### RECORD LIST
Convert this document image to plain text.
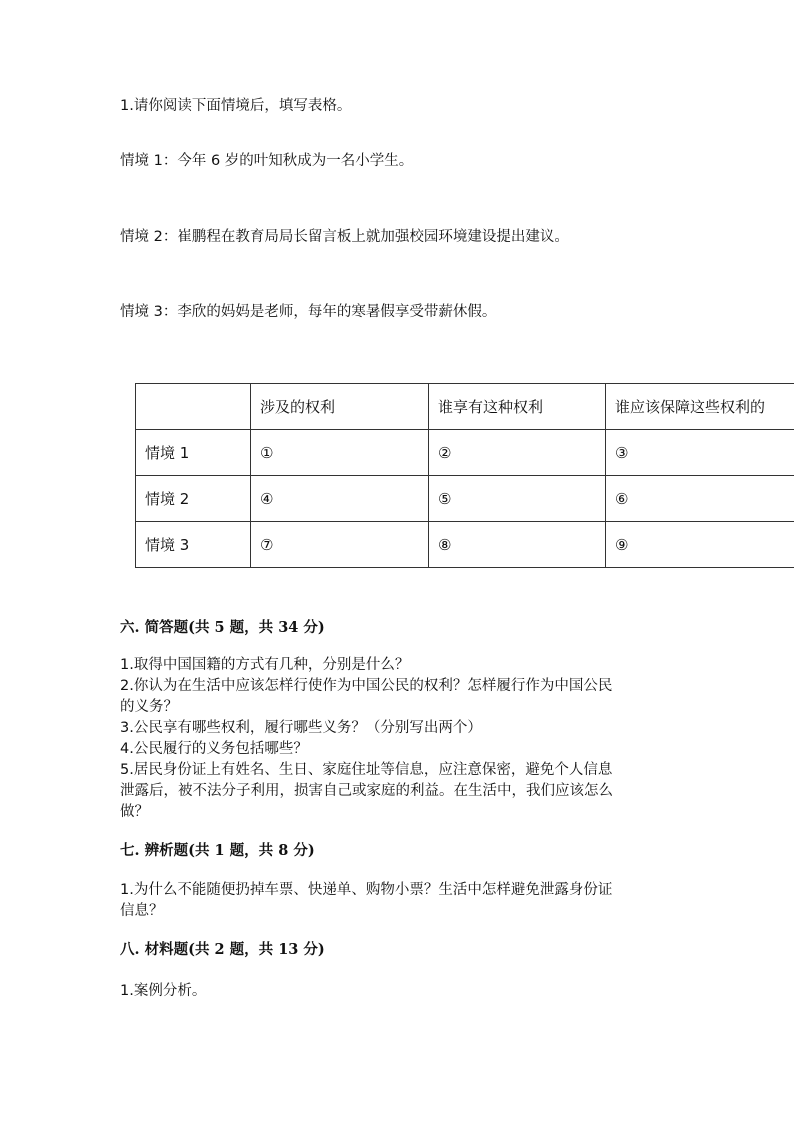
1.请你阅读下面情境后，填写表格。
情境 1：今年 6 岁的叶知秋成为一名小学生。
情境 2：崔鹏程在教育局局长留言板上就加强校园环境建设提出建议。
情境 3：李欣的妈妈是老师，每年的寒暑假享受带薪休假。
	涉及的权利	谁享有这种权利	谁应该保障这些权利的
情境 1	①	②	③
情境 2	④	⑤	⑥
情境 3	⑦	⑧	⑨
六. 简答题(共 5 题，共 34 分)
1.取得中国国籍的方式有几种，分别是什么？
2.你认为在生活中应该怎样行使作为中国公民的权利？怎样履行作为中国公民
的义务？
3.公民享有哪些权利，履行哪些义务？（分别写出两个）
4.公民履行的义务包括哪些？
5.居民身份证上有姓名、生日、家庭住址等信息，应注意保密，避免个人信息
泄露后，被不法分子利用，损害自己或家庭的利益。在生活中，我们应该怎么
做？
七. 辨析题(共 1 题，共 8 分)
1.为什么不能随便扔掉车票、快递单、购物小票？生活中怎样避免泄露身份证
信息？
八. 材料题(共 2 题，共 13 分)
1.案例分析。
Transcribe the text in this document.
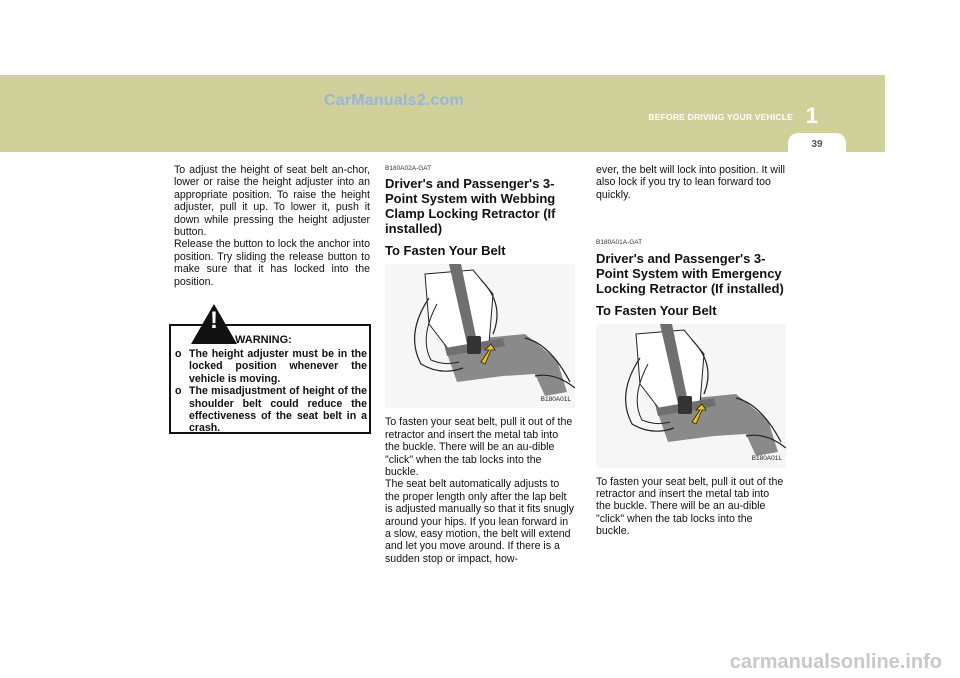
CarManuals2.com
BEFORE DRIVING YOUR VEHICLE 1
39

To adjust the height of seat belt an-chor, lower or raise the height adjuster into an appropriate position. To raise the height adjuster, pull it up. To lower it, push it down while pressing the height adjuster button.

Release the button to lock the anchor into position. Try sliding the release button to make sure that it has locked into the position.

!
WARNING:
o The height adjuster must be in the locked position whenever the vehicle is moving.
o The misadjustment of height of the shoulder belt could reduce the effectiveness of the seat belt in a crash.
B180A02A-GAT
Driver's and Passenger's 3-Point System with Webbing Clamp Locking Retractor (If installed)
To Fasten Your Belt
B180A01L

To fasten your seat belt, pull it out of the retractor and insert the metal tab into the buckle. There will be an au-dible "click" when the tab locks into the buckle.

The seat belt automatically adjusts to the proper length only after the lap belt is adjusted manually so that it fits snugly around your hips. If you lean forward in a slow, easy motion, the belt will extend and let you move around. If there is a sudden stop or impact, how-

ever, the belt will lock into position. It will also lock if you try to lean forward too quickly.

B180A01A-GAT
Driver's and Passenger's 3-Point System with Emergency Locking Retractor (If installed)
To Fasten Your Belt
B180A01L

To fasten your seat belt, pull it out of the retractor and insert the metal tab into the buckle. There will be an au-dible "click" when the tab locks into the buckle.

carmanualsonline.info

### WHAT NEEDS TO BE DONE
Set down the line containing "Transcribe the text in this document.", then every later line through the end of the material, exactly as written; omit any picture.

### SOLUTION BELOW
Transcribe the text in this document.
CarManuals2.com
BEFORE DRIVING YOUR VEHICLE 1
39

To adjust the height of seat belt an-chor, lower or raise the height adjuster into an appropriate position. To raise the height adjuster, pull it up. To lower it, push it down while pressing the height adjuster button.

Release the button to lock the anchor into position. Try sliding the release button to make sure that it has locked into the position.

!
WARNING:
o The height adjuster must be in the locked position whenever the vehicle is moving.
o The misadjustment of height of the shoulder belt could reduce the effectiveness of the seat belt in a crash.
B180A02A-GAT
Driver's and Passenger's 3-Point System with Webbing Clamp Locking Retractor (If installed)
To Fasten Your Belt
B180A01L

To fasten your seat belt, pull it out of the retractor and insert the metal tab into the buckle. There will be an au-dible "click" when the tab locks into the buckle.

The seat belt automatically adjusts to the proper length only after the lap belt is adjusted manually so that it fits snugly around your hips. If you lean forward in a slow, easy motion, the belt will extend and let you move around. If there is a sudden stop or impact, how-

ever, the belt will lock into position. It will also lock if you try to lean forward too quickly.

B180A01A-GAT
Driver's and Passenger's 3-Point System with Emergency Locking Retractor (If installed)
To Fasten Your Belt
B180A01L

To fasten your seat belt, pull it out of the retractor and insert the metal tab into the buckle. There will be an au-dible "click" when the tab locks into the buckle.

carmanualsonline.info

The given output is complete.